## Task input

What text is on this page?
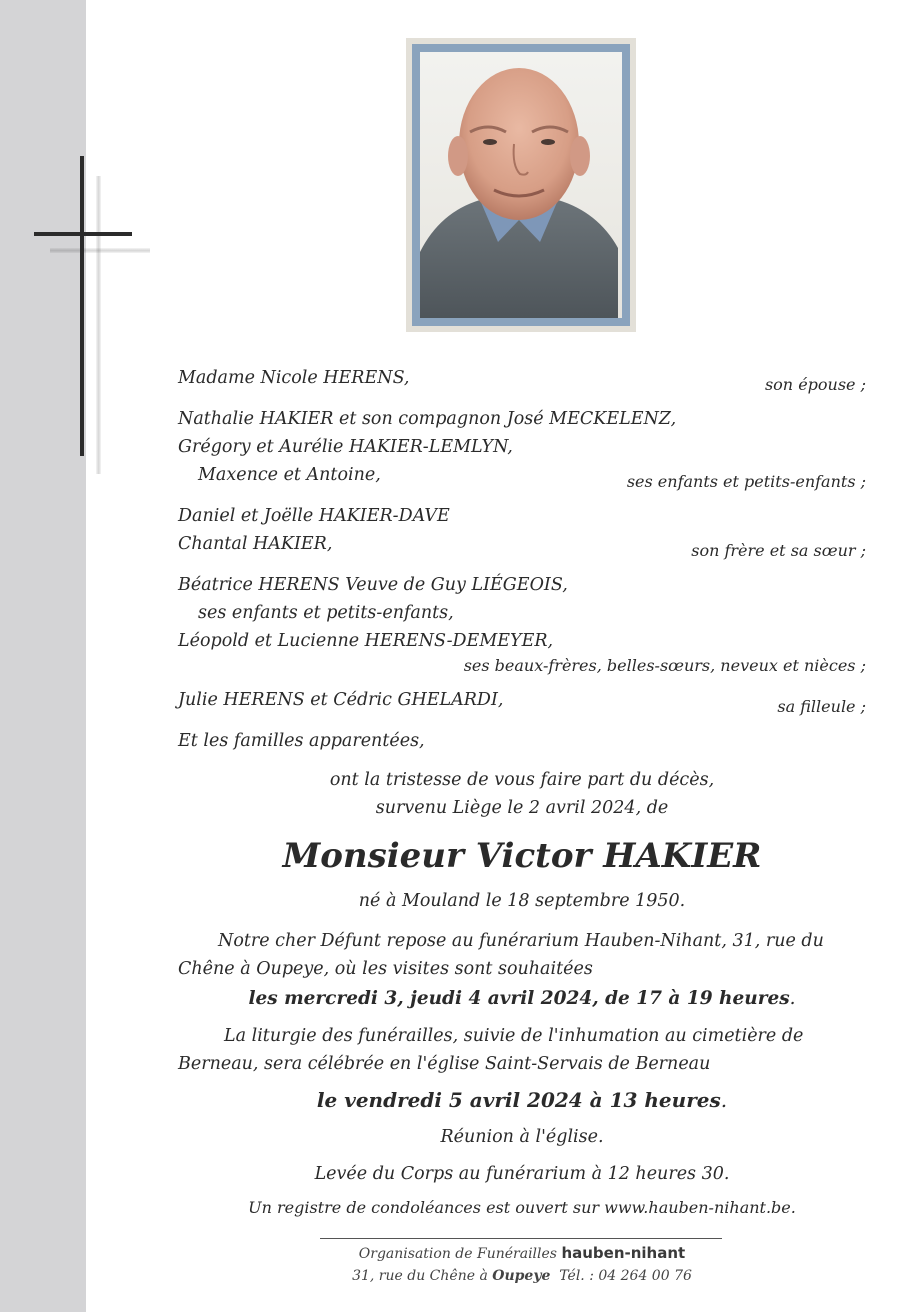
Madame Nicole HERENS,	son épouse ;
Nathalie HAKIER et son compagnon José MECKELENZ,
Grégory et Aurélie HAKIER-LEMLYN,
Maxence et Antoine,	ses enfants et petits-enfants ;
Daniel et Joëlle HAKIER-DAVE
Chantal HAKIER,	son frère et sa sœur ;
Béatrice HERENS Veuve de Guy LIÉGEOIS,
ses enfants et petits-enfants,
Léopold et Lucienne HERENS-DEMEYER,
ses beaux-frères, belles-sœurs, neveux et nièces ;
Julie HERENS et Cédric GHELARDI,	sa filleule ;
Et les familles apparentées,
ont la tristesse de vous faire part du décès,
survenu Liège le 2 avril 2024, de
Monsieur Victor HAKIER
né à Mouland le 18 septembre 1950.
Notre cher Défunt repose au funérarium Hauben-Nihant, 31, rue du
Chêne à Oupeye, où les visites sont souhaitées
les mercredi 3, jeudi 4 avril 2024, de 17 à 19 heures.
La liturgie des funérailles, suivie de l'inhumation au cimetière de
Berneau, sera célébrée en l'église Saint-Servais de Berneau
le vendredi 5 avril 2024 à 13 heures.
Réunion à l'église.
Levée du Corps au funérarium à 12 heures 30.
Un registre de condoléances est ouvert sur www.hauben-nihant.be.
Organisation de Funérailles hauben-nihant
31, rue du Chêne à Oupeye Tél. : 04 264 00 76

## Goal
Every entry should be returned exactly as written, minus the pictures.

## Task answer
What text is on this page?
Madame Nicole HERENS,	son épouse ;
Nathalie HAKIER et son compagnon José MECKELENZ,
Grégory et Aurélie HAKIER-LEMLYN,
Maxence et Antoine,	ses enfants et petits-enfants ;
Daniel et Joëlle HAKIER-DAVE
Chantal HAKIER,	son frère et sa sœur ;
Béatrice HERENS Veuve de Guy LIÉGEOIS,
ses enfants et petits-enfants,
Léopold et Lucienne HERENS-DEMEYER,
ses beaux-frères, belles-sœurs, neveux et nièces ;
Julie HERENS et Cédric GHELARDI,	sa filleule ;
Et les familles apparentées,
ont la tristesse de vous faire part du décès,
survenu Liège le 2 avril 2024, de
Monsieur Victor HAKIER
né à Mouland le 18 septembre 1950.
Notre cher Défunt repose au funérarium Hauben-Nihant, 31, rue du
Chêne à Oupeye, où les visites sont souhaitées
les mercredi 3, jeudi 4 avril 2024, de 17 à 19 heures.
La liturgie des funérailles, suivie de l'inhumation au cimetière de
Berneau, sera célébrée en l'église Saint-Servais de Berneau
le vendredi 5 avril 2024 à 13 heures.
Réunion à l'église.
Levée du Corps au funérarium à 12 heures 30.
Un registre de condoléances est ouvert sur www.hauben-nihant.be.
Organisation de Funérailles hauben-nihant
31, rue du Chêne à Oupeye Tél. : 04 264 00 76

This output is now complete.